Task details: Each line that holds the word "title" counts once. Give the total number of such lines and nothing else.

### Records for this exercise ###

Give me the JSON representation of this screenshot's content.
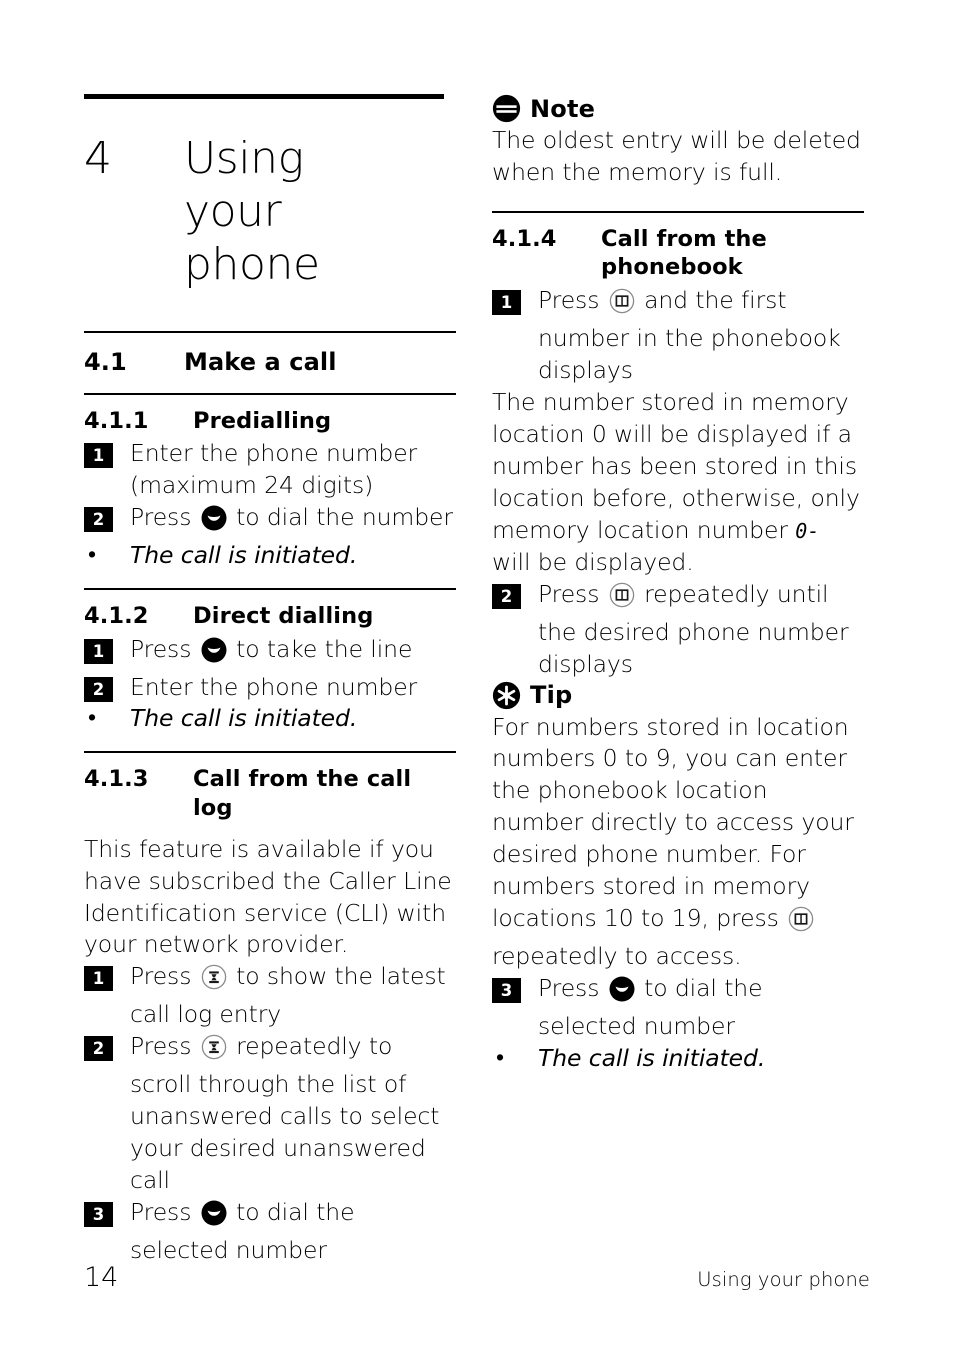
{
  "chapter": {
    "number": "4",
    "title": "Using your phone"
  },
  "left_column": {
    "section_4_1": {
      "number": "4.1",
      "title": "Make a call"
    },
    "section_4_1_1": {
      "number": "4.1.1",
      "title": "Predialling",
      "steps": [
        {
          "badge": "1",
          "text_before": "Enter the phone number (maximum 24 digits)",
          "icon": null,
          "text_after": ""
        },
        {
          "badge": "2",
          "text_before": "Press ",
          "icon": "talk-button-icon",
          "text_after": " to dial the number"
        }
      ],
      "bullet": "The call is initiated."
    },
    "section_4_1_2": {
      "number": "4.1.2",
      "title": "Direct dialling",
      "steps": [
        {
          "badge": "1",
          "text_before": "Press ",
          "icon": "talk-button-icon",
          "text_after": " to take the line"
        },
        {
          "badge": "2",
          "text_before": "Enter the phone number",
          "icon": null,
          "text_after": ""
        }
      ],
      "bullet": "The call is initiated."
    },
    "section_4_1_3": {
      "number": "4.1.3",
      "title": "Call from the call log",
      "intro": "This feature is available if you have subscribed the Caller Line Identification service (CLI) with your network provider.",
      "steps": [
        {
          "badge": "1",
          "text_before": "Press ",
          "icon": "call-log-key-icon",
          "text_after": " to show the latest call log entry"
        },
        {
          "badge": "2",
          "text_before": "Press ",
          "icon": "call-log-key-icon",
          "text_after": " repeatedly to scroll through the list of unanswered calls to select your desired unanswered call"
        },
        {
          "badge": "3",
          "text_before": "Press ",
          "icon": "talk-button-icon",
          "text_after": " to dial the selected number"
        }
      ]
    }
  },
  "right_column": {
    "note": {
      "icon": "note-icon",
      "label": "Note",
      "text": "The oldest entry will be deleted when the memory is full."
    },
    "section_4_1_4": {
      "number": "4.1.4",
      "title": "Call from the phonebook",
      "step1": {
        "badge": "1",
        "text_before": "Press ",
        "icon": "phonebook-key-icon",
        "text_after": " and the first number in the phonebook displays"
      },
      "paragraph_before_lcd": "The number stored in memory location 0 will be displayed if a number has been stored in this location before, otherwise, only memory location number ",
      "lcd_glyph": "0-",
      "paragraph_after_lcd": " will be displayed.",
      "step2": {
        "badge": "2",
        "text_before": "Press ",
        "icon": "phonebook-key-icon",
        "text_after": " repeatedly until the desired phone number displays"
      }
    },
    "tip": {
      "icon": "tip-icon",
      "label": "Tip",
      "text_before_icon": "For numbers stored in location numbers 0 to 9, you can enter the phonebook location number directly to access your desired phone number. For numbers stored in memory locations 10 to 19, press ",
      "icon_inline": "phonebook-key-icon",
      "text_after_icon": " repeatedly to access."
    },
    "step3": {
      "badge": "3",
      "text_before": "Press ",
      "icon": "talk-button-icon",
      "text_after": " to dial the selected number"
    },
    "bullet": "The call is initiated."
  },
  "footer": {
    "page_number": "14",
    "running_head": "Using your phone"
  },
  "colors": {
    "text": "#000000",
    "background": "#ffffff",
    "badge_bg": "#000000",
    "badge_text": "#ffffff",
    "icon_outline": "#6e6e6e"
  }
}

###

Solution to the problem: 6